THE PROBLEM = Retype the data below without altering anything.

▬▬▬▬▬▬▬▬▬▬

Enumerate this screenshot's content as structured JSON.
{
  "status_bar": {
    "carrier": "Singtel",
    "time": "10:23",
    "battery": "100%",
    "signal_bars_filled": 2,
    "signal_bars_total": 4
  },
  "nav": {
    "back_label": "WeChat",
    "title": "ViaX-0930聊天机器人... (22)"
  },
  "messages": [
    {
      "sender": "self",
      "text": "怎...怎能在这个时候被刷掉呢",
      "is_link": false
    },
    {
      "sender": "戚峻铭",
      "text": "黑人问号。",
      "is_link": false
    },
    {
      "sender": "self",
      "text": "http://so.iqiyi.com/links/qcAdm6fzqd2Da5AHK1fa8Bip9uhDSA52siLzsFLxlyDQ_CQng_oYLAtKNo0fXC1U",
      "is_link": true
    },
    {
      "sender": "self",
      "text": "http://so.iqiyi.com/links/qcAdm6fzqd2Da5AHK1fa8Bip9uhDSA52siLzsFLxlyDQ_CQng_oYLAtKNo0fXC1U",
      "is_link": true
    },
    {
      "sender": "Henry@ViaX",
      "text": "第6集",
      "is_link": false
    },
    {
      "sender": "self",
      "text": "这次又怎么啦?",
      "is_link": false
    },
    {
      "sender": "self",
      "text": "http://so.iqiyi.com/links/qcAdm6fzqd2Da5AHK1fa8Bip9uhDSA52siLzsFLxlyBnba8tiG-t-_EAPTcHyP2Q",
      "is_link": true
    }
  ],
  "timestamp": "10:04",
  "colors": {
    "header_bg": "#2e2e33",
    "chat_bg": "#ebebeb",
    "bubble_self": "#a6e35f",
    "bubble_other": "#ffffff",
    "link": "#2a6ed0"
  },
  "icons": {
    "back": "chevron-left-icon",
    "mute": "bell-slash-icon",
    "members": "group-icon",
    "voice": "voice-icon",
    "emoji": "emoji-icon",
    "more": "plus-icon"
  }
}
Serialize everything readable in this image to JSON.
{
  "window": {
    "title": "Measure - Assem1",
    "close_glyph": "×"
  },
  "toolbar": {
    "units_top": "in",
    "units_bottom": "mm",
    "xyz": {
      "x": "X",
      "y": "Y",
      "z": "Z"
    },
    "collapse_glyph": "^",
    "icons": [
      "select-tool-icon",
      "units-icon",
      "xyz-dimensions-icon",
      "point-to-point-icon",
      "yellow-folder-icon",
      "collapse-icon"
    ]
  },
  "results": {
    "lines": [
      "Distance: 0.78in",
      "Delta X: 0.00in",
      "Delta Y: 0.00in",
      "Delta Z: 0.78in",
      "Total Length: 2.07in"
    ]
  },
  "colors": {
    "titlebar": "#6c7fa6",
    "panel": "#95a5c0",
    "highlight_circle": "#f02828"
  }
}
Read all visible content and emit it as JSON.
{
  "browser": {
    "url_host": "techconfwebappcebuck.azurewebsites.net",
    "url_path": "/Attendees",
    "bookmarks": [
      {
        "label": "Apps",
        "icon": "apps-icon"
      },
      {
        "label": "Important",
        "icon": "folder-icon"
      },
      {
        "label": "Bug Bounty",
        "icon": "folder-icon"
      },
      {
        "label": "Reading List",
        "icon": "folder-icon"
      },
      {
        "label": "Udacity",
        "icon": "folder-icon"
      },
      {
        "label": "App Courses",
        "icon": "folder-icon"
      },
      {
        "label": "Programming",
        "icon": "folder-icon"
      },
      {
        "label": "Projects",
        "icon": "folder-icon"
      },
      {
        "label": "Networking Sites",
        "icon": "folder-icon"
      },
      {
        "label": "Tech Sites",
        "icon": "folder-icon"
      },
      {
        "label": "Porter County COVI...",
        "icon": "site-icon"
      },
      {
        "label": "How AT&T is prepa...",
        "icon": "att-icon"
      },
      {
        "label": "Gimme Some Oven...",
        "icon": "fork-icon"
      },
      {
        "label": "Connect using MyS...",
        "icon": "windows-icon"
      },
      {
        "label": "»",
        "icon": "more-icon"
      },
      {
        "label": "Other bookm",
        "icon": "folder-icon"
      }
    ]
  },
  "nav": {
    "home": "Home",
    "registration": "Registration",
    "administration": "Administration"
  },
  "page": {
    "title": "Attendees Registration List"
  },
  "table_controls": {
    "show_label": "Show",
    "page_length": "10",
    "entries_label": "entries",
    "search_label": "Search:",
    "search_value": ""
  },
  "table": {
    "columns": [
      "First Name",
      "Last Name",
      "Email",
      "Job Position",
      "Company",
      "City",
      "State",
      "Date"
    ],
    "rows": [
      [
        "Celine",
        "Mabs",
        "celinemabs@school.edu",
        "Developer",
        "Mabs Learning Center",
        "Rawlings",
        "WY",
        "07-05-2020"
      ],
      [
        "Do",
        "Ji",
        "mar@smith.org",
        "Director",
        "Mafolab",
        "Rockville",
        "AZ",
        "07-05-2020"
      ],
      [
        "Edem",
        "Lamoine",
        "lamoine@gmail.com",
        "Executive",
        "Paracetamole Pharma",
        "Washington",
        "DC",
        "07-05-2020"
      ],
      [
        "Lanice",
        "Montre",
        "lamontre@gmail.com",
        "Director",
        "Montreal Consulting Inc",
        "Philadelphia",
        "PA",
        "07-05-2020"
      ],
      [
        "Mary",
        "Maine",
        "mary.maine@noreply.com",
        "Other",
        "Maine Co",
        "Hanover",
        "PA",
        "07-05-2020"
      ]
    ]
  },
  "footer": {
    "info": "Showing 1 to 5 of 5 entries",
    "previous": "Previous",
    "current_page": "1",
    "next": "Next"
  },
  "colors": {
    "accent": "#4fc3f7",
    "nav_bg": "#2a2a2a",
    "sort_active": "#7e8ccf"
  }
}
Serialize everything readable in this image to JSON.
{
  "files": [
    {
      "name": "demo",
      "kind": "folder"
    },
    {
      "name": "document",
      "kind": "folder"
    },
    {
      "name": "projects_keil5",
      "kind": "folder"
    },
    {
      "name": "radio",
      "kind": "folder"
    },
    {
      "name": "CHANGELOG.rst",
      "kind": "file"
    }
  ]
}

▬▬▬▬▬▬▬▬▬▬

OUTPUT OF THE TASK =
Enumerate this screenshot's content as structured JSON.
{
  "status_bar": {
    "carrier": "Singtel",
    "time": "10:23",
    "battery": "100%",
    "signal_bars_filled": 2,
    "signal_bars_total": 4
  },
  "nav": {
    "back_label": "WeChat",
    "title": "ViaX-0930聊天机器人... (22)"
  },
  "messages": [
    {
      "sender": "self",
      "text": "怎...怎能在这个时候被刷掉呢",
      "is_link": false
    },
    {
      "sender": "戚峻铭",
      "text": "黑人问号。",
      "is_link": false
    },
    {
      "sender": "self",
      "text": "http://so.iqiyi.com/links/qcAdm6fzqd2Da5AHK1fa8Bip9uhDSA52siLzsFLxlyDQ_CQng_oYLAtKNo0fXC1U",
      "is_link": true
    },
    {
      "sender": "self",
      "text": "http://so.iqiyi.com/links/qcAdm6fzqd2Da5AHK1fa8Bip9uhDSA52siLzsFLxlyDQ_CQng_oYLAtKNo0fXC1U",
      "is_link": true
    },
    {
      "sender": "Henry@ViaX",
      "text": "第6集",
      "is_link": false
    },
    {
      "sender": "self",
      "text": "这次又怎么啦?",
      "is_link": false
    },
    {
      "sender": "self",
      "text": "http://so.iqiyi.com/links/qcAdm6fzqd2Da5AHK1fa8Bip9uhDSA52siLzsFLxlyBnba8tiG-t-_EAPTcHyP2Q",
      "is_link": true
    }
  ],
  "timestamp": "10:04",
  "colors": {
    "header_bg": "#2e2e33",
    "chat_bg": "#ebebeb",
    "bubble_self": "#a6e35f",
    "bubble_other": "#ffffff",
    "link": "#2a6ed0"
  },
  "icons": {
    "back": "chevron-left-icon",
    "mute": "bell-slash-icon",
    "members": "group-icon",
    "voice": "voice-icon",
    "emoji": "emoji-icon",
    "more": "plus-icon"
  }
}
Serialize everything readable in this image to JSON.
{
  "window": {
    "title": "Measure - Assem1",
    "close_glyph": "×"
  },
  "toolbar": {
    "units_top": "in",
    "units_bottom": "mm",
    "xyz": {
      "x": "X",
      "y": "Y",
      "z": "Z"
    },
    "collapse_glyph": "^",
    "icons": [
      "select-tool-icon",
      "units-icon",
      "xyz-dimensions-icon",
      "point-to-point-icon",
      "yellow-folder-icon",
      "collapse-icon"
    ]
  },
  "results": {
    "lines": [
      "Distance: 0.78in",
      "Delta X: 0.00in",
      "Delta Y: 0.00in",
      "Delta Z: 0.78in",
      "Total Length: 2.07in"
    ]
  },
  "colors": {
    "titlebar": "#6c7fa6",
    "panel": "#95a5c0",
    "highlight_circle": "#f02828"
  }
}
Read all visible content and emit it as JSON.
{
  "browser": {
    "url_host": "techconfwebappcebuck.azurewebsites.net",
    "url_path": "/Attendees",
    "bookmarks": [
      {
        "label": "Apps",
        "icon": "apps-icon"
      },
      {
        "label": "Important",
        "icon": "folder-icon"
      },
      {
        "label": "Bug Bounty",
        "icon": "folder-icon"
      },
      {
        "label": "Reading List",
        "icon": "folder-icon"
      },
      {
        "label": "Udacity",
        "icon": "folder-icon"
      },
      {
        "label": "App Courses",
        "icon": "folder-icon"
      },
      {
        "label": "Programming",
        "icon": "folder-icon"
      },
      {
        "label": "Projects",
        "icon": "folder-icon"
      },
      {
        "label": "Networking Sites",
        "icon": "folder-icon"
      },
      {
        "label": "Tech Sites",
        "icon": "folder-icon"
      },
      {
        "label": "Porter County COVI...",
        "icon": "site-icon"
      },
      {
        "label": "How AT&T is prepa...",
        "icon": "att-icon"
      },
      {
        "label": "Gimme Some Oven...",
        "icon": "fork-icon"
      },
      {
        "label": "Connect using MyS...",
        "icon": "windows-icon"
      },
      {
        "label": "»",
        "icon": "more-icon"
      },
      {
        "label": "Other bookm",
        "icon": "folder-icon"
      }
    ]
  },
  "nav": {
    "home": "Home",
    "registration": "Registration",
    "administration": "Administration"
  },
  "page": {
    "title": "Attendees Registration List"
  },
  "table_controls": {
    "show_label": "Show",
    "page_length": "10",
    "entries_label": "entries",
    "search_label": "Search:",
    "search_value": ""
  },
  "table": {
    "columns": [
      "First Name",
      "Last Name",
      "Email",
      "Job Position",
      "Company",
      "City",
      "State",
      "Date"
    ],
    "rows": [
      [
        "Celine",
        "Mabs",
        "celinemabs@school.edu",
        "Developer",
        "Mabs Learning Center",
        "Rawlings",
        "WY",
        "07-05-2020"
      ],
      [
        "Do",
        "Ji",
        "mar@smith.org",
        "Director",
        "Mafolab",
        "Rockville",
        "AZ",
        "07-05-2020"
      ],
      [
        "Edem",
        "Lamoine",
        "lamoine@gmail.com",
        "Executive",
        "Paracetamole Pharma",
        "Washington",
        "DC",
        "07-05-2020"
      ],
      [
        "Lanice",
        "Montre",
        "lamontre@gmail.com",
        "Director",
        "Montreal Consulting Inc",
        "Philadelphia",
        "PA",
        "07-05-2020"
      ],
      [
        "Mary",
        "Maine",
        "mary.maine@noreply.com",
        "Other",
        "Maine Co",
        "Hanover",
        "PA",
        "07-05-2020"
      ]
    ]
  },
  "footer": {
    "info": "Showing 1 to 5 of 5 entries",
    "previous": "Previous",
    "current_page": "1",
    "next": "Next"
  },
  "colors": {
    "accent": "#4fc3f7",
    "nav_bg": "#2a2a2a",
    "sort_active": "#7e8ccf"
  }
}
Serialize everything readable in this image to JSON.
{
  "files": [
    {
      "name": "demo",
      "kind": "folder"
    },
    {
      "name": "document",
      "kind": "folder"
    },
    {
      "name": "projects_keil5",
      "kind": "folder"
    },
    {
      "name": "radio",
      "kind": "folder"
    },
    {
      "name": "CHANGELOG.rst",
      "kind": "file"
    }
  ]
}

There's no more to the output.